Instructions for the task: Could you give the data below again, exactly and completely?

********************

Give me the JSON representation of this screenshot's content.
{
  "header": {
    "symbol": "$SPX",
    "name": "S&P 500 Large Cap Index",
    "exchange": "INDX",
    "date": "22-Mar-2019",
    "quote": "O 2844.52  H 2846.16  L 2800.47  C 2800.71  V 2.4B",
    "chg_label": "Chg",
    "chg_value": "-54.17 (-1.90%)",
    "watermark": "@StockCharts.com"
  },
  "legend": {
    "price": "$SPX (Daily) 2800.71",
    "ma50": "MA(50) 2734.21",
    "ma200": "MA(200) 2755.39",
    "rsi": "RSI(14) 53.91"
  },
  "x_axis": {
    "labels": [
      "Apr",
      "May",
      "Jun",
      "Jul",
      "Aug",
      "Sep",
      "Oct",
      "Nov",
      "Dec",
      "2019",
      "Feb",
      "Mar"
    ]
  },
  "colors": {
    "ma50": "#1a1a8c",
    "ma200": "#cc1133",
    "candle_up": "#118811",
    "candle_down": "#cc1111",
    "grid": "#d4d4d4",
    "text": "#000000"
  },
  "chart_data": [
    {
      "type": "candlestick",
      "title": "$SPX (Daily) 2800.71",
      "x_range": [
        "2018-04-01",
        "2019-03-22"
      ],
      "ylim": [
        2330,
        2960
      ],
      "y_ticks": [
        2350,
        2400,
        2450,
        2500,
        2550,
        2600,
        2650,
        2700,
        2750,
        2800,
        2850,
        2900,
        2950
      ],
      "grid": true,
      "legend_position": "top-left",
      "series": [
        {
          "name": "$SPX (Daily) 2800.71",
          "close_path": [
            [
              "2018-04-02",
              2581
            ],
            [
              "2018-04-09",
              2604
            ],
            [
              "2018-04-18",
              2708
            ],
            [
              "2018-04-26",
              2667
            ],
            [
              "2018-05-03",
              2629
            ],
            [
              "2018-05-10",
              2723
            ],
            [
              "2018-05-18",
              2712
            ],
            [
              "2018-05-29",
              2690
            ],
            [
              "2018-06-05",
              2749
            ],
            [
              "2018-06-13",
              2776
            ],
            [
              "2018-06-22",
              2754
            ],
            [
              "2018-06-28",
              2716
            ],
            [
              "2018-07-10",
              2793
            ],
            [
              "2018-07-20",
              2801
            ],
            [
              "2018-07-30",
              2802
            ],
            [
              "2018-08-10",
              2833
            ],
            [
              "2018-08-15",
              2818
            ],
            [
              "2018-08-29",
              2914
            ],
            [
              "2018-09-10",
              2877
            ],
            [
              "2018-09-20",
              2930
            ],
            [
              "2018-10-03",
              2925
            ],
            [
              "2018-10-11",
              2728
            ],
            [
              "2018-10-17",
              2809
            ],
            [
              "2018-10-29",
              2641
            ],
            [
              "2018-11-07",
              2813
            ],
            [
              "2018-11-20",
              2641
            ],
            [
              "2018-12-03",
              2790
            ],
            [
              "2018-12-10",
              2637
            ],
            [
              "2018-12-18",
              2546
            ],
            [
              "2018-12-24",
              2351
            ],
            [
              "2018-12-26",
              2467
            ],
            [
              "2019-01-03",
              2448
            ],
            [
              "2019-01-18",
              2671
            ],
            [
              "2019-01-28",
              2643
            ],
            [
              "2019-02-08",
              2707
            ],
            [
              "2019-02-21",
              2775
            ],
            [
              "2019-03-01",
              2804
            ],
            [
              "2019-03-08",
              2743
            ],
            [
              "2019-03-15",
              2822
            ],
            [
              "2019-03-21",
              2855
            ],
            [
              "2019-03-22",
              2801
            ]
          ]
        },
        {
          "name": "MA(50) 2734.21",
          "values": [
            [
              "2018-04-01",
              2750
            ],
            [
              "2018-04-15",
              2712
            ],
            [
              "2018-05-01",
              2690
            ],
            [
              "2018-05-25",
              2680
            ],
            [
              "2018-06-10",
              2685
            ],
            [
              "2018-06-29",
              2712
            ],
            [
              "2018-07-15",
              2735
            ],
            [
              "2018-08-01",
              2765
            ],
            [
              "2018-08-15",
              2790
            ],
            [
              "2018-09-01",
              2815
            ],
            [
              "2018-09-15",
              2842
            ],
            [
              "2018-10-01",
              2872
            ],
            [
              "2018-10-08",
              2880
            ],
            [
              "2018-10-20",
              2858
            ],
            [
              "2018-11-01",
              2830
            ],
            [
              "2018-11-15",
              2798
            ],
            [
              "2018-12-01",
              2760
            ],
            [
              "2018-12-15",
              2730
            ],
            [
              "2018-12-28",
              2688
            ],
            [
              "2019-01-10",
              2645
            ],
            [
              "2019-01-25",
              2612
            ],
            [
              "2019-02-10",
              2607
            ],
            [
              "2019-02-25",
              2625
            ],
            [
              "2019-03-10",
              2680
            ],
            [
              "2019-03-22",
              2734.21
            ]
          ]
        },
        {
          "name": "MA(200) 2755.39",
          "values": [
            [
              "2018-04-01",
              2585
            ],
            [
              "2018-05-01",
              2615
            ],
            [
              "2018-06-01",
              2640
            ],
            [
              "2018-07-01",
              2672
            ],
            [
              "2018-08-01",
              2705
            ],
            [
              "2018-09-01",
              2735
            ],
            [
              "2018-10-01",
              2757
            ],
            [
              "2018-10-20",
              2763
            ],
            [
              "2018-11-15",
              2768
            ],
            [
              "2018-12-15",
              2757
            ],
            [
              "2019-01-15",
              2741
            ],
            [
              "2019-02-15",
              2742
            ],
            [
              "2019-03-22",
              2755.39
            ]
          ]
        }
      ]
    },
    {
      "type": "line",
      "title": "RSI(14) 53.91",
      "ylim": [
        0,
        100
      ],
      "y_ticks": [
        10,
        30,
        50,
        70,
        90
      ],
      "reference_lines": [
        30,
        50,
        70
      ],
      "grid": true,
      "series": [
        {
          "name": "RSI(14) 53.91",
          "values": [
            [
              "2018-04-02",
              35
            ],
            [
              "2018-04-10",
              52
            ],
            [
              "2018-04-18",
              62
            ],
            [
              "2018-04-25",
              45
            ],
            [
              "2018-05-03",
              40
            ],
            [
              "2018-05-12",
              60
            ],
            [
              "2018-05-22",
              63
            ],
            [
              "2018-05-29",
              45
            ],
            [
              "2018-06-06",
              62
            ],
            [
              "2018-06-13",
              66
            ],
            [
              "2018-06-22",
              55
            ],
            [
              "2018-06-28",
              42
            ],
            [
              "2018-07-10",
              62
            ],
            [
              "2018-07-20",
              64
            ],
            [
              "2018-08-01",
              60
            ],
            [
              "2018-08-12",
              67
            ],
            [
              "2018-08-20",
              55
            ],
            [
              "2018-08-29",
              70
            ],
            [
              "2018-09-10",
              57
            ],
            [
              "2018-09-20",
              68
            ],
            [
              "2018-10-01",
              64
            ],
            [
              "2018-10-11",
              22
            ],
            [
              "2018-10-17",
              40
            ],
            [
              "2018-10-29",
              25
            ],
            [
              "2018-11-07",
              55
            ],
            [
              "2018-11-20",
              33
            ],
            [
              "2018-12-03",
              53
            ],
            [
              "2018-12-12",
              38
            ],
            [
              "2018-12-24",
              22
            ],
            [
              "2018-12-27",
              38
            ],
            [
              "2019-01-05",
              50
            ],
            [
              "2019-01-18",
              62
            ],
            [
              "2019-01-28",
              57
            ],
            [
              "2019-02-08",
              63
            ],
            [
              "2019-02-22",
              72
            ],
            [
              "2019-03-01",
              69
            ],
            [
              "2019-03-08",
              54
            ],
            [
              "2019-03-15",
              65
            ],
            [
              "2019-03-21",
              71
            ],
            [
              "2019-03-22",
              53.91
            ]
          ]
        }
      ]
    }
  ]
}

********************

The reply:
Give me the JSON representation of this screenshot's content.
{
  "header": {
    "symbol": "$SPX",
    "name": "S&P 500 Large Cap Index",
    "exchange": "INDX",
    "date": "22-Mar-2019",
    "quote": "O 2844.52  H 2846.16  L 2800.47  C 2800.71  V 2.4B",
    "chg_label": "Chg",
    "chg_value": "-54.17 (-1.90%)",
    "watermark": "@StockCharts.com"
  },
  "legend": {
    "price": "$SPX (Daily) 2800.71",
    "ma50": "MA(50) 2734.21",
    "ma200": "MA(200) 2755.39",
    "rsi": "RSI(14) 53.91"
  },
  "x_axis": {
    "labels": [
      "Apr",
      "May",
      "Jun",
      "Jul",
      "Aug",
      "Sep",
      "Oct",
      "Nov",
      "Dec",
      "2019",
      "Feb",
      "Mar"
    ]
  },
  "colors": {
    "ma50": "#1a1a8c",
    "ma200": "#cc1133",
    "candle_up": "#118811",
    "candle_down": "#cc1111",
    "grid": "#d4d4d4",
    "text": "#000000"
  },
  "chart_data": [
    {
      "type": "candlestick",
      "title": "$SPX (Daily) 2800.71",
      "x_range": [
        "2018-04-01",
        "2019-03-22"
      ],
      "ylim": [
        2330,
        2960
      ],
      "y_ticks": [
        2350,
        2400,
        2450,
        2500,
        2550,
        2600,
        2650,
        2700,
        2750,
        2800,
        2850,
        2900,
        2950
      ],
      "grid": true,
      "legend_position": "top-left",
      "series": [
        {
          "name": "$SPX (Daily) 2800.71",
          "close_path": [
            [
              "2018-04-02",
              2581
            ],
            [
              "2018-04-09",
              2604
            ],
            [
              "2018-04-18",
              2708
            ],
            [
              "2018-04-26",
              2667
            ],
            [
              "2018-05-03",
              2629
            ],
            [
              "2018-05-10",
              2723
            ],
            [
              "2018-05-18",
              2712
            ],
            [
              "2018-05-29",
              2690
            ],
            [
              "2018-06-05",
              2749
            ],
            [
              "2018-06-13",
              2776
            ],
            [
              "2018-06-22",
              2754
            ],
            [
              "2018-06-28",
              2716
            ],
            [
              "2018-07-10",
              2793
            ],
            [
              "2018-07-20",
              2801
            ],
            [
              "2018-07-30",
              2802
            ],
            [
              "2018-08-10",
              2833
            ],
            [
              "2018-08-15",
              2818
            ],
            [
              "2018-08-29",
              2914
            ],
            [
              "2018-09-10",
              2877
            ],
            [
              "2018-09-20",
              2930
            ],
            [
              "2018-10-03",
              2925
            ],
            [
              "2018-10-11",
              2728
            ],
            [
              "2018-10-17",
              2809
            ],
            [
              "2018-10-29",
              2641
            ],
            [
              "2018-11-07",
              2813
            ],
            [
              "2018-11-20",
              2641
            ],
            [
              "2018-12-03",
              2790
            ],
            [
              "2018-12-10",
              2637
            ],
            [
              "2018-12-18",
              2546
            ],
            [
              "2018-12-24",
              2351
            ],
            [
              "2018-12-26",
              2467
            ],
            [
              "2019-01-03",
              2448
            ],
            [
              "2019-01-18",
              2671
            ],
            [
              "2019-01-28",
              2643
            ],
            [
              "2019-02-08",
              2707
            ],
            [
              "2019-02-21",
              2775
            ],
            [
              "2019-03-01",
              2804
            ],
            [
              "2019-03-08",
              2743
            ],
            [
              "2019-03-15",
              2822
            ],
            [
              "2019-03-21",
              2855
            ],
            [
              "2019-03-22",
              2801
            ]
          ]
        },
        {
          "name": "MA(50) 2734.21",
          "values": [
            [
              "2018-04-01",
              2750
            ],
            [
              "2018-04-15",
              2712
            ],
            [
              "2018-05-01",
              2690
            ],
            [
              "2018-05-25",
              2680
            ],
            [
              "2018-06-10",
              2685
            ],
            [
              "2018-06-29",
              2712
            ],
            [
              "2018-07-15",
              2735
            ],
            [
              "2018-08-01",
              2765
            ],
            [
              "2018-08-15",
              2790
            ],
            [
              "2018-09-01",
              2815
            ],
            [
              "2018-09-15",
              2842
            ],
            [
              "2018-10-01",
              2872
            ],
            [
              "2018-10-08",
              2880
            ],
            [
              "2018-10-20",
              2858
            ],
            [
              "2018-11-01",
              2830
            ],
            [
              "2018-11-15",
              2798
            ],
            [
              "2018-12-01",
              2760
            ],
            [
              "2018-12-15",
              2730
            ],
            [
              "2018-12-28",
              2688
            ],
            [
              "2019-01-10",
              2645
            ],
            [
              "2019-01-25",
              2612
            ],
            [
              "2019-02-10",
              2607
            ],
            [
              "2019-02-25",
              2625
            ],
            [
              "2019-03-10",
              2680
            ],
            [
              "2019-03-22",
              2734.21
            ]
          ]
        },
        {
          "name": "MA(200) 2755.39",
          "values": [
            [
              "2018-04-01",
              2585
            ],
            [
              "2018-05-01",
              2615
            ],
            [
              "2018-06-01",
              2640
            ],
            [
              "2018-07-01",
              2672
            ],
            [
              "2018-08-01",
              2705
            ],
            [
              "2018-09-01",
              2735
            ],
            [
              "2018-10-01",
              2757
            ],
            [
              "2018-10-20",
              2763
            ],
            [
              "2018-11-15",
              2768
            ],
            [
              "2018-12-15",
              2757
            ],
            [
              "2019-01-15",
              2741
            ],
            [
              "2019-02-15",
              2742
            ],
            [
              "2019-03-22",
              2755.39
            ]
          ]
        }
      ]
    },
    {
      "type": "line",
      "title": "RSI(14) 53.91",
      "ylim": [
        0,
        100
      ],
      "y_ticks": [
        10,
        30,
        50,
        70,
        90
      ],
      "reference_lines": [
        30,
        50,
        70
      ],
      "grid": true,
      "series": [
        {
          "name": "RSI(14) 53.91",
          "values": [
            [
              "2018-04-02",
              35
            ],
            [
              "2018-04-10",
              52
            ],
            [
              "2018-04-18",
              62
            ],
            [
              "2018-04-25",
              45
            ],
            [
              "2018-05-03",
              40
            ],
            [
              "2018-05-12",
              60
            ],
            [
              "2018-05-22",
              63
            ],
            [
              "2018-05-29",
              45
            ],
            [
              "2018-06-06",
              62
            ],
            [
              "2018-06-13",
              66
            ],
            [
              "2018-06-22",
              55
            ],
            [
              "2018-06-28",
              42
            ],
            [
              "2018-07-10",
              62
            ],
            [
              "2018-07-20",
              64
            ],
            [
              "2018-08-01",
              60
            ],
            [
              "2018-08-12",
              67
            ],
            [
              "2018-08-20",
              55
            ],
            [
              "2018-08-29",
              70
            ],
            [
              "2018-09-10",
              57
            ],
            [
              "2018-09-20",
              68
            ],
            [
              "2018-10-01",
              64
            ],
            [
              "2018-10-11",
              22
            ],
            [
              "2018-10-17",
              40
            ],
            [
              "2018-10-29",
              25
            ],
            [
              "2018-11-07",
              55
            ],
            [
              "2018-11-20",
              33
            ],
            [
              "2018-12-03",
              53
            ],
            [
              "2018-12-12",
              38
            ],
            [
              "2018-12-24",
              22
            ],
            [
              "2018-12-27",
              38
            ],
            [
              "2019-01-05",
              50
            ],
            [
              "2019-01-18",
              62
            ],
            [
              "2019-01-28",
              57
            ],
            [
              "2019-02-08",
              63
            ],
            [
              "2019-02-22",
              72
            ],
            [
              "2019-03-01",
              69
            ],
            [
              "2019-03-08",
              54
            ],
            [
              "2019-03-15",
              65
            ],
            [
              "2019-03-21",
              71
            ],
            [
              "2019-03-22",
              53.91
            ]
          ]
        }
      ]
    }
  ]
}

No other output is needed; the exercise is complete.